MATERIALS PROVIDED start

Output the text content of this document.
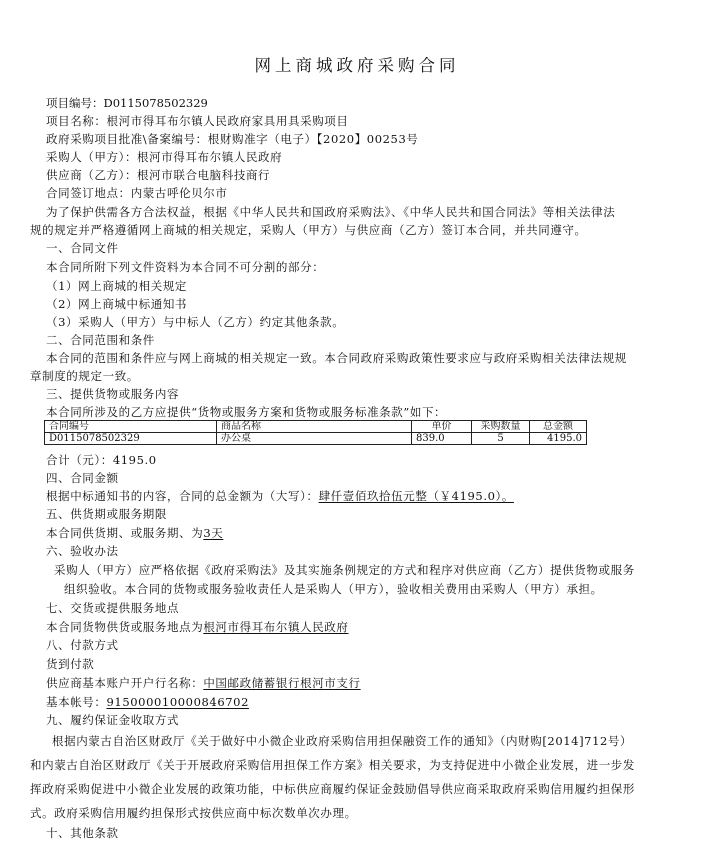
网上商城政府采购合同
项目编号：D0115078502329
项目名称：根河市得耳布尔镇人民政府家具用具采购项目
政府采购项目批准\备案编号：根财购准字（电子）【2020】00253号
采购人（甲方）：根河市得耳布尔镇人民政府
供应商（乙方）：根河市联合电脑科技商行
合同签订地点：内蒙古呼伦贝尔市
为了保护供需各方合法权益，根据《中华人民共和国政府采购法》、《中华人民共和国合同法》等相关法律法
规的规定并严格遵循网上商城的相关规定，采购人（甲方）与供应商（乙方）签订本合同，并共同遵守。
一、合同文件
本合同所附下列文件资料为本合同不可分割的部分：
（1）网上商城的相关规定
（2）网上商城中标通知书
（3）采购人（甲方）与中标人（乙方）约定其他条款。
二、合同范围和条件
本合同的范围和条件应与网上商城的相关规定一致。本合同政府采购政策性要求应与政府采购相关法律法规规
章制度的规定一致。
三、提供货物或服务内容
本合同所涉及的乙方应提供“货物或服务方案和货物或服务标准条款”如下：
合同编号	商品名称	单价	采购数量	总金额
D0115078502329	办公桌	839.0	5	4195.0
合计（元）：4195.0
四、合同金额
根据中标通知书的内容，合同的总金额为（大写）：肆仟壹佰玖拾伍元整（￥4195.0）。
五、供货期或服务期限
本合同供货期、或服务期、为3天
六、验收办法
采购人（甲方）应严格依据《政府采购法》及其实施条例规定的方式和程序对供应商（乙方）提供货物或服务
组织验收。本合同的货物或服务验收责任人是采购人（甲方），验收相关费用由采购人（甲方）承担。
七、交货或提供服务地点
本合同货物供货或服务地点为根河市得耳布尔镇人民政府
八、付款方式
货到付款
供应商基本账户开户行名称：中国邮政储蓄银行根河市支行
基本帐号：915000010000846702
九、履约保证金收取方式
根据内蒙古自治区财政厅《关于做好中小微企业政府采购信用担保融资工作的通知》（内财购[2014]712号）
和内蒙古自治区财政厅《关于开展政府采购信用担保工作方案》相关要求，为支持促进中小微企业发展，进一步发
挥政府采购促进中小微企业发展的政策功能，中标供应商履约保证金鼓励倡导供应商采取政府采购信用履约担保形
式。政府采购信用履约担保形式按供应商中标次数单次办理。
十、其他条款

MATERIALS PROVIDED end

■ **DIRECTIONS**
Make an exact copy of the data, leaving its pictures out.

■ **ANSWER IN FULL**
Output the text content of this document.
网上商城政府采购合同
项目编号：D0115078502329
项目名称：根河市得耳布尔镇人民政府家具用具采购项目
政府采购项目批准\备案编号：根财购准字（电子）【2020】00253号
采购人（甲方）：根河市得耳布尔镇人民政府
供应商（乙方）：根河市联合电脑科技商行
合同签订地点：内蒙古呼伦贝尔市
为了保护供需各方合法权益，根据《中华人民共和国政府采购法》、《中华人民共和国合同法》等相关法律法
规的规定并严格遵循网上商城的相关规定，采购人（甲方）与供应商（乙方）签订本合同，并共同遵守。
一、合同文件
本合同所附下列文件资料为本合同不可分割的部分：
（1）网上商城的相关规定
（2）网上商城中标通知书
（3）采购人（甲方）与中标人（乙方）约定其他条款。
二、合同范围和条件
本合同的范围和条件应与网上商城的相关规定一致。本合同政府采购政策性要求应与政府采购相关法律法规规
章制度的规定一致。
三、提供货物或服务内容
本合同所涉及的乙方应提供“货物或服务方案和货物或服务标准条款”如下：
合同编号	商品名称	单价	采购数量	总金额
D0115078502329	办公桌	839.0	5	4195.0
合计（元）：4195.0
四、合同金额
根据中标通知书的内容，合同的总金额为（大写）：肆仟壹佰玖拾伍元整（￥4195.0）。
五、供货期或服务期限
本合同供货期、或服务期、为3天
六、验收办法
采购人（甲方）应严格依据《政府采购法》及其实施条例规定的方式和程序对供应商（乙方）提供货物或服务
组织验收。本合同的货物或服务验收责任人是采购人（甲方），验收相关费用由采购人（甲方）承担。
七、交货或提供服务地点
本合同货物供货或服务地点为根河市得耳布尔镇人民政府
八、付款方式
货到付款
供应商基本账户开户行名称：中国邮政储蓄银行根河市支行
基本帐号：915000010000846702
九、履约保证金收取方式
根据内蒙古自治区财政厅《关于做好中小微企业政府采购信用担保融资工作的通知》（内财购[2014]712号）
和内蒙古自治区财政厅《关于开展政府采购信用担保工作方案》相关要求，为支持促进中小微企业发展，进一步发
挥政府采购促进中小微企业发展的政策功能，中标供应商履约保证金鼓励倡导供应商采取政府采购信用履约担保形
式。政府采购信用履约担保形式按供应商中标次数单次办理。
十、其他条款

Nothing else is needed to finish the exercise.